Task details »
Repeat each entry in full, exactly.

Data entries for graphics:
☆ ☆ ☆ ☆
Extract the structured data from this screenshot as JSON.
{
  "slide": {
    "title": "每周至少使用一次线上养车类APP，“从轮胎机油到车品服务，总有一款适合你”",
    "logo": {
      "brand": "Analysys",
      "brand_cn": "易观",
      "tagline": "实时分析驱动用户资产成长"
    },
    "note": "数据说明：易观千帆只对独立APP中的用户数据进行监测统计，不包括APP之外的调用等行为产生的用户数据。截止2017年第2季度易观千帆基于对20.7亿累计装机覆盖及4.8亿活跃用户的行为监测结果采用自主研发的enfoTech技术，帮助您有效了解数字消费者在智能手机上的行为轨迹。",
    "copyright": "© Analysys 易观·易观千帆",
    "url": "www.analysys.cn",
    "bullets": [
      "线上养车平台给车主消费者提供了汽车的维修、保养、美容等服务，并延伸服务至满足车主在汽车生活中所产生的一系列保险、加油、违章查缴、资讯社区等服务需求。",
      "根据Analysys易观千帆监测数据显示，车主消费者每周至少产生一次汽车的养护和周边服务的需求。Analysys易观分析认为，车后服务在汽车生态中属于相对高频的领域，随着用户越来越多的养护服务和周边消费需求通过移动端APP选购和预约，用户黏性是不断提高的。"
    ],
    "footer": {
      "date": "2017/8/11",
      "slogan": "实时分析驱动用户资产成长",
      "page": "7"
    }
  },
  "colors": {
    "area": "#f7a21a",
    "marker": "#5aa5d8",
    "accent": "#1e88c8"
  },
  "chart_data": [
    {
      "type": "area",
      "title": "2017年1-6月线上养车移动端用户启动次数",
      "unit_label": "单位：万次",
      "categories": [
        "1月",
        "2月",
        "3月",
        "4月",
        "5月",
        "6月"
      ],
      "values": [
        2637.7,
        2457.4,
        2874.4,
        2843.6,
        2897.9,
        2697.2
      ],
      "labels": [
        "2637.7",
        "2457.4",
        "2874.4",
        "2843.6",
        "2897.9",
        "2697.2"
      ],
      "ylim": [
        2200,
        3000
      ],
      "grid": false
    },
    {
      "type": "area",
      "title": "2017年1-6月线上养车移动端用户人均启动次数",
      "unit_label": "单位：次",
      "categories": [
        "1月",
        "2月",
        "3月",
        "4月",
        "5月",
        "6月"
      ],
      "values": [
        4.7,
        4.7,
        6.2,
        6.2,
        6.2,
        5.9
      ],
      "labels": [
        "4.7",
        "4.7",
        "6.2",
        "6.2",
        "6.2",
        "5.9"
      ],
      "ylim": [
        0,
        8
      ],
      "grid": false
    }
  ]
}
☆ ☆ ☆ ☆
Answer to this task »
Extract the structured data from this screenshot as JSON.
{
  "slide": {
    "title": "每周至少使用一次线上养车类APP，“从轮胎机油到车品服务，总有一款适合你”",
    "logo": {
      "brand": "Analysys",
      "brand_cn": "易观",
      "tagline": "实时分析驱动用户资产成长"
    },
    "note": "数据说明：易观千帆只对独立APP中的用户数据进行监测统计，不包括APP之外的调用等行为产生的用户数据。截止2017年第2季度易观千帆基于对20.7亿累计装机覆盖及4.8亿活跃用户的行为监测结果采用自主研发的enfoTech技术，帮助您有效了解数字消费者在智能手机上的行为轨迹。",
    "copyright": "© Analysys 易观·易观千帆",
    "url": "www.analysys.cn",
    "bullets": [
      "线上养车平台给车主消费者提供了汽车的维修、保养、美容等服务，并延伸服务至满足车主在汽车生活中所产生的一系列保险、加油、违章查缴、资讯社区等服务需求。",
      "根据Analysys易观千帆监测数据显示，车主消费者每周至少产生一次汽车的养护和周边服务的需求。Analysys易观分析认为，车后服务在汽车生态中属于相对高频的领域，随着用户越来越多的养护服务和周边消费需求通过移动端APP选购和预约，用户黏性是不断提高的。"
    ],
    "footer": {
      "date": "2017/8/11",
      "slogan": "实时分析驱动用户资产成长",
      "page": "7"
    }
  },
  "colors": {
    "area": "#f7a21a",
    "marker": "#5aa5d8",
    "accent": "#1e88c8"
  },
  "chart_data": [
    {
      "type": "area",
      "title": "2017年1-6月线上养车移动端用户启动次数",
      "unit_label": "单位：万次",
      "categories": [
        "1月",
        "2月",
        "3月",
        "4月",
        "5月",
        "6月"
      ],
      "values": [
        2637.7,
        2457.4,
        2874.4,
        2843.6,
        2897.9,
        2697.2
      ],
      "labels": [
        "2637.7",
        "2457.4",
        "2874.4",
        "2843.6",
        "2897.9",
        "2697.2"
      ],
      "ylim": [
        2200,
        3000
      ],
      "grid": false
    },
    {
      "type": "area",
      "title": "2017年1-6月线上养车移动端用户人均启动次数",
      "unit_label": "单位：次",
      "categories": [
        "1月",
        "2月",
        "3月",
        "4月",
        "5月",
        "6月"
      ],
      "values": [
        4.7,
        4.7,
        6.2,
        6.2,
        6.2,
        5.9
      ],
      "labels": [
        "4.7",
        "4.7",
        "6.2",
        "6.2",
        "6.2",
        "5.9"
      ],
      "ylim": [
        0,
        8
      ],
      "grid": false
    }
  ]
}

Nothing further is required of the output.